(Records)
== == ==

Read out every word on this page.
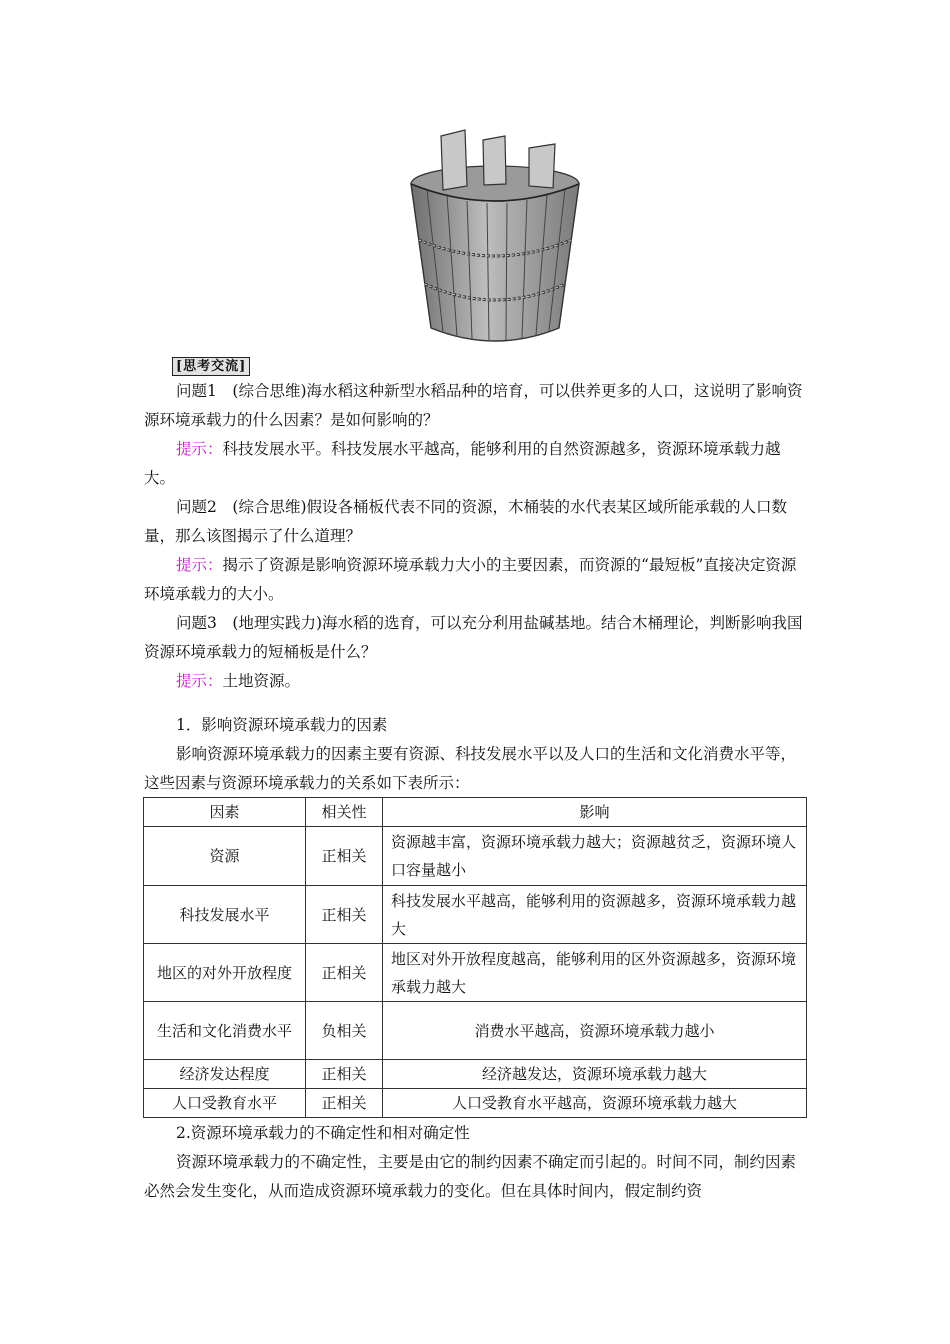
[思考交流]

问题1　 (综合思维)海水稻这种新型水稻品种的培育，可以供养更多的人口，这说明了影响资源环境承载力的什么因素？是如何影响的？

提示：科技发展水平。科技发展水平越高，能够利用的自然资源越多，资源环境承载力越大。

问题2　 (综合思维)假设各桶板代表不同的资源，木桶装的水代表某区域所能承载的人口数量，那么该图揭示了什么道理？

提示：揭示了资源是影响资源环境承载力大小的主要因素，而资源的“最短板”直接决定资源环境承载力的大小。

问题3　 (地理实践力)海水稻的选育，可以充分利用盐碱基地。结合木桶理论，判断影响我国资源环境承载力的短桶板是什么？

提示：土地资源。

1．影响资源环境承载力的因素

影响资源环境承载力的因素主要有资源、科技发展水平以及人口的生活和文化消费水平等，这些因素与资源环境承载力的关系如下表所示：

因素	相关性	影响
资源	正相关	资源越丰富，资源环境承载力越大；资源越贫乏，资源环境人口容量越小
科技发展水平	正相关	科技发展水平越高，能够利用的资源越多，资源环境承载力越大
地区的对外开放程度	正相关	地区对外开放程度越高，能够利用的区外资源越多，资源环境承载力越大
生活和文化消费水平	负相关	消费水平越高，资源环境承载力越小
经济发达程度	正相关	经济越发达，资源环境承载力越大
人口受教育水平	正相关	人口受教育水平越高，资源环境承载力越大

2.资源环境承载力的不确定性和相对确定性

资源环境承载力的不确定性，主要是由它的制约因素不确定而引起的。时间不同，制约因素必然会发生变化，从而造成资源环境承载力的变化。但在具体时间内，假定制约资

== == ==

### Work instructions:
Set down the lines of the records above exactly, apart from the pictures.

### Solution for this problem:
Read out every word on this page.
[思考交流]

问题1　 (综合思维)海水稻这种新型水稻品种的培育，可以供养更多的人口，这说明了影响资源环境承载力的什么因素？是如何影响的？

提示：科技发展水平。科技发展水平越高，能够利用的自然资源越多，资源环境承载力越大。

问题2　 (综合思维)假设各桶板代表不同的资源，木桶装的水代表某区域所能承载的人口数量，那么该图揭示了什么道理？

提示：揭示了资源是影响资源环境承载力大小的主要因素，而资源的“最短板”直接决定资源环境承载力的大小。

问题3　 (地理实践力)海水稻的选育，可以充分利用盐碱基地。结合木桶理论，判断影响我国资源环境承载力的短桶板是什么？

提示：土地资源。

1．影响资源环境承载力的因素

影响资源环境承载力的因素主要有资源、科技发展水平以及人口的生活和文化消费水平等，这些因素与资源环境承载力的关系如下表所示：

因素	相关性	影响
资源	正相关	资源越丰富，资源环境承载力越大；资源越贫乏，资源环境人口容量越小
科技发展水平	正相关	科技发展水平越高，能够利用的资源越多，资源环境承载力越大
地区的对外开放程度	正相关	地区对外开放程度越高，能够利用的区外资源越多，资源环境承载力越大
生活和文化消费水平	负相关	消费水平越高，资源环境承载力越小
经济发达程度	正相关	经济越发达，资源环境承载力越大
人口受教育水平	正相关	人口受教育水平越高，资源环境承载力越大

2.资源环境承载力的不确定性和相对确定性

资源环境承载力的不确定性，主要是由它的制约因素不确定而引起的。时间不同，制约因素必然会发生变化，从而造成资源环境承载力的变化。但在具体时间内，假定制约资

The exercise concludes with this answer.